_PROBLEM DESCRIPTION_
Look through the material below. Copy every line with the string "Enumerate" in it.

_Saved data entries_

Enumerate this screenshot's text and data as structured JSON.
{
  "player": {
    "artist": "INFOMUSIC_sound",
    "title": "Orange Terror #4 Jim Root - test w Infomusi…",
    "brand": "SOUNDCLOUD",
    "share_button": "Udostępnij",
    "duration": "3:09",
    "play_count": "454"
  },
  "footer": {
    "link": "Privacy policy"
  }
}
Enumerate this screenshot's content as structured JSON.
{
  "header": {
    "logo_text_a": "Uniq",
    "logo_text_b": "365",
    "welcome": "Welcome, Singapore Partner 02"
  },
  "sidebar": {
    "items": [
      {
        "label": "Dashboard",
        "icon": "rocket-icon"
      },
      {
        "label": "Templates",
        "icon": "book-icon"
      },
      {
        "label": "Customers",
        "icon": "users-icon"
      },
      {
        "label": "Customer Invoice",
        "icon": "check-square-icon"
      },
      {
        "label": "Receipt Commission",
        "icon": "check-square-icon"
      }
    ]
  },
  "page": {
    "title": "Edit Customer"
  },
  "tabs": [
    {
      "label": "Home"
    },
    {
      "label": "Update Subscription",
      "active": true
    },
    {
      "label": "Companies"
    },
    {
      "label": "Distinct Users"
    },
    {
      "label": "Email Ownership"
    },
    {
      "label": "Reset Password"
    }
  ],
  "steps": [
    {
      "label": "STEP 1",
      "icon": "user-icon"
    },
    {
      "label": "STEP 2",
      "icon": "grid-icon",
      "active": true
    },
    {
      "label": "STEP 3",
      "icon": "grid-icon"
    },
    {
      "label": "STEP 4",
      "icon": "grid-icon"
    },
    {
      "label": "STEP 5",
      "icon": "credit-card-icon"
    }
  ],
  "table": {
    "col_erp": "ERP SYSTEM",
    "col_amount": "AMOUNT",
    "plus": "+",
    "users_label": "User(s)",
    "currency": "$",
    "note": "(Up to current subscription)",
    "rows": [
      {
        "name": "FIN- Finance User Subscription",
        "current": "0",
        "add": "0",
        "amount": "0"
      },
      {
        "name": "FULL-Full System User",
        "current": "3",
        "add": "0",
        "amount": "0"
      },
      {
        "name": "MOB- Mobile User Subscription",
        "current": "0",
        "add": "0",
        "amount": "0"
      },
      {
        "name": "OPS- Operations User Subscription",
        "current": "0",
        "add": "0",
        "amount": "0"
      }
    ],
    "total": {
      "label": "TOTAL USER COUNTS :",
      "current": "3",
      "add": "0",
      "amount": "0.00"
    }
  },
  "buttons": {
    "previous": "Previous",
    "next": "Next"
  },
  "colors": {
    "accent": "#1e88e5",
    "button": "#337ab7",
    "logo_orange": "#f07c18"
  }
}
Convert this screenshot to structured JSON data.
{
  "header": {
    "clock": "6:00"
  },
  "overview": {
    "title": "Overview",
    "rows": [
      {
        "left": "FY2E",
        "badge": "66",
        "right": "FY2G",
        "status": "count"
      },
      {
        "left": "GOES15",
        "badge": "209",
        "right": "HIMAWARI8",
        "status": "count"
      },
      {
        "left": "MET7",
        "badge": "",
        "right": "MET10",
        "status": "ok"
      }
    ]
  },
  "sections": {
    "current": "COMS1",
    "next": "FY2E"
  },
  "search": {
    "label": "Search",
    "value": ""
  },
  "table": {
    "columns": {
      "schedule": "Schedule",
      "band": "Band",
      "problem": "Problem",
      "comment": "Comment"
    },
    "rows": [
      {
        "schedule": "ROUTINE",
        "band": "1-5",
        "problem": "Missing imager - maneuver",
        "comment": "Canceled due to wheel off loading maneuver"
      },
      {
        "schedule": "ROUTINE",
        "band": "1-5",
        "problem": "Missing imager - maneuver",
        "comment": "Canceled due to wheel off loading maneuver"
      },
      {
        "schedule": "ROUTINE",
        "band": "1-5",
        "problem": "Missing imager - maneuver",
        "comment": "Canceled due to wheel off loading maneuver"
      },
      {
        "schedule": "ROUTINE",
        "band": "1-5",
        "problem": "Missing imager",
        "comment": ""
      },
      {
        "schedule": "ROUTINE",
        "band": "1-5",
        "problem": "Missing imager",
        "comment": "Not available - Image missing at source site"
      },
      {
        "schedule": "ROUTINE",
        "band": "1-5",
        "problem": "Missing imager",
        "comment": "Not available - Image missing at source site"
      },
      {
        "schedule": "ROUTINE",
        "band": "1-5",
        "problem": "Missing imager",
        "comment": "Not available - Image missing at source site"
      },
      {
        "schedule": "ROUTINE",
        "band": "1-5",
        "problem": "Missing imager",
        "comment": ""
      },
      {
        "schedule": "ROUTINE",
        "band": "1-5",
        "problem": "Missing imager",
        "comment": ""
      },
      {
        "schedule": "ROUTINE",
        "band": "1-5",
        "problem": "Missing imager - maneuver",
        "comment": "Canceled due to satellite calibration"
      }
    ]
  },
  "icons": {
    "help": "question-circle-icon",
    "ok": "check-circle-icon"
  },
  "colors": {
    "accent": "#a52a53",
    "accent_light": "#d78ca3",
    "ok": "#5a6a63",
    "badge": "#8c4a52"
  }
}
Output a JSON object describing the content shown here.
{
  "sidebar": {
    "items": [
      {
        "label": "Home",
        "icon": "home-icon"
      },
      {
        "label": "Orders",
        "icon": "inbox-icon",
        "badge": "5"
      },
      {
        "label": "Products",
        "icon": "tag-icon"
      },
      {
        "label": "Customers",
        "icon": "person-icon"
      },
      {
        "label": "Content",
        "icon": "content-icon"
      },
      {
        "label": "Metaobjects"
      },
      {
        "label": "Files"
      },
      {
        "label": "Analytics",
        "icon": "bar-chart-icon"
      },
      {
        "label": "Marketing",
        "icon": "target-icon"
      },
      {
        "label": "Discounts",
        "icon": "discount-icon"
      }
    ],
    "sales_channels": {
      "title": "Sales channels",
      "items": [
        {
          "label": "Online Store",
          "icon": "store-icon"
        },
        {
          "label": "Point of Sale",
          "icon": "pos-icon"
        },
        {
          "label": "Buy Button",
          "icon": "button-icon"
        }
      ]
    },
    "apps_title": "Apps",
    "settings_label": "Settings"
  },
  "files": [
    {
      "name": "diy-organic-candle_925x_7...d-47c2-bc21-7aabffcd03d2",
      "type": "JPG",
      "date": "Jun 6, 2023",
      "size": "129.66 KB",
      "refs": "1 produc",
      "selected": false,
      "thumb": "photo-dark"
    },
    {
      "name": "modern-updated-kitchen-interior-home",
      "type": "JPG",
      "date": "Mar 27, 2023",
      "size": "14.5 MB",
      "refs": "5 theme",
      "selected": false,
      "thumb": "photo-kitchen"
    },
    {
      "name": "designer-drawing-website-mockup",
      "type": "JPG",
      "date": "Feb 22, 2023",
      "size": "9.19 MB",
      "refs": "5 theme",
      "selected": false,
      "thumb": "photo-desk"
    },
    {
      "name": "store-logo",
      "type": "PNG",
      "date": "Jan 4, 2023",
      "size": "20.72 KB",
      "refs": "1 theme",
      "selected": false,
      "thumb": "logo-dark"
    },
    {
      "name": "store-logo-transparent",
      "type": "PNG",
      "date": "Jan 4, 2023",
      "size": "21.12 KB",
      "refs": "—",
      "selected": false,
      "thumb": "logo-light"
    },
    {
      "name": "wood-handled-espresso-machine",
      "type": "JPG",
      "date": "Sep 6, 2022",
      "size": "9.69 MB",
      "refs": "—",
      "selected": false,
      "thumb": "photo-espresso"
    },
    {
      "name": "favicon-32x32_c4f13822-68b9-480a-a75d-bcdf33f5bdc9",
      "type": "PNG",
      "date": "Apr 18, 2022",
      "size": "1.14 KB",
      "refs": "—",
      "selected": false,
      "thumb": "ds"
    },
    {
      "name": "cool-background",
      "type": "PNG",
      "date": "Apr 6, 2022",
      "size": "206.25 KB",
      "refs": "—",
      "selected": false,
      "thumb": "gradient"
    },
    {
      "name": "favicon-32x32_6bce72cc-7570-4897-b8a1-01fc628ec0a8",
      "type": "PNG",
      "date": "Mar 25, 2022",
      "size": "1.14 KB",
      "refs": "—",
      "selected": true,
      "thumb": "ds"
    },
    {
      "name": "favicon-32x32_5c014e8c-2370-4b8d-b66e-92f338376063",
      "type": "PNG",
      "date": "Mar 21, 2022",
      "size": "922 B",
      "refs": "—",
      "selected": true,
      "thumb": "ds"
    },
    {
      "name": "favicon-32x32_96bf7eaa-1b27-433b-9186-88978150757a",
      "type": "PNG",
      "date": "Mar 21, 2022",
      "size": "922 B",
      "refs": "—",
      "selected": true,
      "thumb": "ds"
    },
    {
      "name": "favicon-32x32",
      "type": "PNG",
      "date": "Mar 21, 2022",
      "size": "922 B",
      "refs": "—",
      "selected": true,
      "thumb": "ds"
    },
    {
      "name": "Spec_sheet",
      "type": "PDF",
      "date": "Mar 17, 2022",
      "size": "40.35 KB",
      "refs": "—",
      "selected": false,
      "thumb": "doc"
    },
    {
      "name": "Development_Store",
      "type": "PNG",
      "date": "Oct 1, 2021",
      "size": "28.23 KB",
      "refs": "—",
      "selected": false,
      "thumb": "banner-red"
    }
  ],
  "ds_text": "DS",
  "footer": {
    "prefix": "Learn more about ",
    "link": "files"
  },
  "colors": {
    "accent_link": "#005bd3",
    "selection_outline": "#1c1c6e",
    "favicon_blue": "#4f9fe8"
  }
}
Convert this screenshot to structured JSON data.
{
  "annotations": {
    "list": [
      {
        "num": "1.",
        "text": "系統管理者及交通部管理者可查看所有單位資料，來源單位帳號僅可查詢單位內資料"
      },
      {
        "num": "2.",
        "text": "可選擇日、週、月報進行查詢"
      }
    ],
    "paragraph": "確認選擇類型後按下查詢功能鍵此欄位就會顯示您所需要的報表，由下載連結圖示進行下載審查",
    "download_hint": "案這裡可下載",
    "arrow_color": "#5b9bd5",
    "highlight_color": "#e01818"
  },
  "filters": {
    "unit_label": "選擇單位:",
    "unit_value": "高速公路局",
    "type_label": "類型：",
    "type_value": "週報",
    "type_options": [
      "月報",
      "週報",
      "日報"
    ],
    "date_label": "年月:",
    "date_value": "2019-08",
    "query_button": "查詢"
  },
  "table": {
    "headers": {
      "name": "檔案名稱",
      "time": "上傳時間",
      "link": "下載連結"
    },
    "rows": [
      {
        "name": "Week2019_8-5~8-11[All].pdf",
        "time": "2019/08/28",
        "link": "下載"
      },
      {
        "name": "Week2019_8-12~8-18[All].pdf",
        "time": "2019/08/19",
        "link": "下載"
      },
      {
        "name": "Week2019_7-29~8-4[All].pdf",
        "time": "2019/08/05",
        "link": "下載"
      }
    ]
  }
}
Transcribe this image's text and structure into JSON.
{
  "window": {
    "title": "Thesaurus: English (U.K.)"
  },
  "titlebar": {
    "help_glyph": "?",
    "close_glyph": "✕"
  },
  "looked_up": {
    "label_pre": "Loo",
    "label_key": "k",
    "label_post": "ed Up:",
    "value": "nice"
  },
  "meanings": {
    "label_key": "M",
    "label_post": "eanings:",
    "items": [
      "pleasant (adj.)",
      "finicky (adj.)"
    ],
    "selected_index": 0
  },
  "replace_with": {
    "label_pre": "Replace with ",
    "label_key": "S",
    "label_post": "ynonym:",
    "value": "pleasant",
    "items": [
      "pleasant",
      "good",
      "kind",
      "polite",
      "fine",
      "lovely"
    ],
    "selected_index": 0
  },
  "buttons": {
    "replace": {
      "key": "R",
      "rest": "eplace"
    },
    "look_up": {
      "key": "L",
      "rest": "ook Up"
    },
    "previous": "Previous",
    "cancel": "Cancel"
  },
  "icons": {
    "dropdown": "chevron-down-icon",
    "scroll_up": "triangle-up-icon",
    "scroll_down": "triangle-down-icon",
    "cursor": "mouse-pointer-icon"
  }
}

_WRITTEN REPLY_
Enumerate this screenshot's text and data as structured JSON.
Enumerate this screenshot's content as structured JSON.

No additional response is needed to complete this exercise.